→ CHALLENGE
All of the data must be printed exactly; please include every line.

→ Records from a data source

========================

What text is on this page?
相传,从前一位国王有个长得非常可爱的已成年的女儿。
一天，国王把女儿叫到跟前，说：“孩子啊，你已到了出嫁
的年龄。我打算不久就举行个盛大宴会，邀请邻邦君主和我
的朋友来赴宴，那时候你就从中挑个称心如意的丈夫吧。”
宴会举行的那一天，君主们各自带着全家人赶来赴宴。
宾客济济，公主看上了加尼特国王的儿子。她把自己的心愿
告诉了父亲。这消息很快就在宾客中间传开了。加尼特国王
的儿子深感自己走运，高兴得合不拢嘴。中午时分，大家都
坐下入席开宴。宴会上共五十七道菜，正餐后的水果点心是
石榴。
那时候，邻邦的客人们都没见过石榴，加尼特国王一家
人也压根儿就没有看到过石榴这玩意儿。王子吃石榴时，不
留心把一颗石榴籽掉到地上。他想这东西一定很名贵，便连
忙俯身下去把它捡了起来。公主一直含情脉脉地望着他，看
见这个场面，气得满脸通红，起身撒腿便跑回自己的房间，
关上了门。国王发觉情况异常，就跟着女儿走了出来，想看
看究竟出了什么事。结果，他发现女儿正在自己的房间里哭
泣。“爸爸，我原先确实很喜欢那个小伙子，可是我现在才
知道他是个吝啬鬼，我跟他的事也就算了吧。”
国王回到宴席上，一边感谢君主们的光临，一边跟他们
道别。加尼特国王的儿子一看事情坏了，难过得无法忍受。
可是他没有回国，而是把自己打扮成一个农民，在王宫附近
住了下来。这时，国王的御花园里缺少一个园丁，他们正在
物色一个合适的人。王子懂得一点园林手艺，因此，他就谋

========================

→ CORRECT ANSWER
What text is on this page?
相传,从前一位国王有个长得非常可爱的已成年的女儿。
一天，国王把女儿叫到跟前，说：“孩子啊，你已到了出嫁
的年龄。我打算不久就举行个盛大宴会，邀请邻邦君主和我
的朋友来赴宴，那时候你就从中挑个称心如意的丈夫吧。”
宴会举行的那一天，君主们各自带着全家人赶来赴宴。
宾客济济，公主看上了加尼特国王的儿子。她把自己的心愿
告诉了父亲。这消息很快就在宾客中间传开了。加尼特国王
的儿子深感自己走运，高兴得合不拢嘴。中午时分，大家都
坐下入席开宴。宴会上共五十七道菜，正餐后的水果点心是
石榴。
那时候，邻邦的客人们都没见过石榴，加尼特国王一家
人也压根儿就没有看到过石榴这玩意儿。王子吃石榴时，不
留心把一颗石榴籽掉到地上。他想这东西一定很名贵，便连
忙俯身下去把它捡了起来。公主一直含情脉脉地望着他，看
见这个场面，气得满脸通红，起身撒腿便跑回自己的房间，
关上了门。国王发觉情况异常，就跟着女儿走了出来，想看
看究竟出了什么事。结果，他发现女儿正在自己的房间里哭
泣。“爸爸，我原先确实很喜欢那个小伙子，可是我现在才
知道他是个吝啬鬼，我跟他的事也就算了吧。”
国王回到宴席上，一边感谢君主们的光临，一边跟他们
道别。加尼特国王的儿子一看事情坏了，难过得无法忍受。
可是他没有回国，而是把自己打扮成一个农民，在王宫附近
住了下来。这时，国王的御花园里缺少一个园丁，他们正在
物色一个合适的人。王子懂得一点园林手艺，因此，他就谋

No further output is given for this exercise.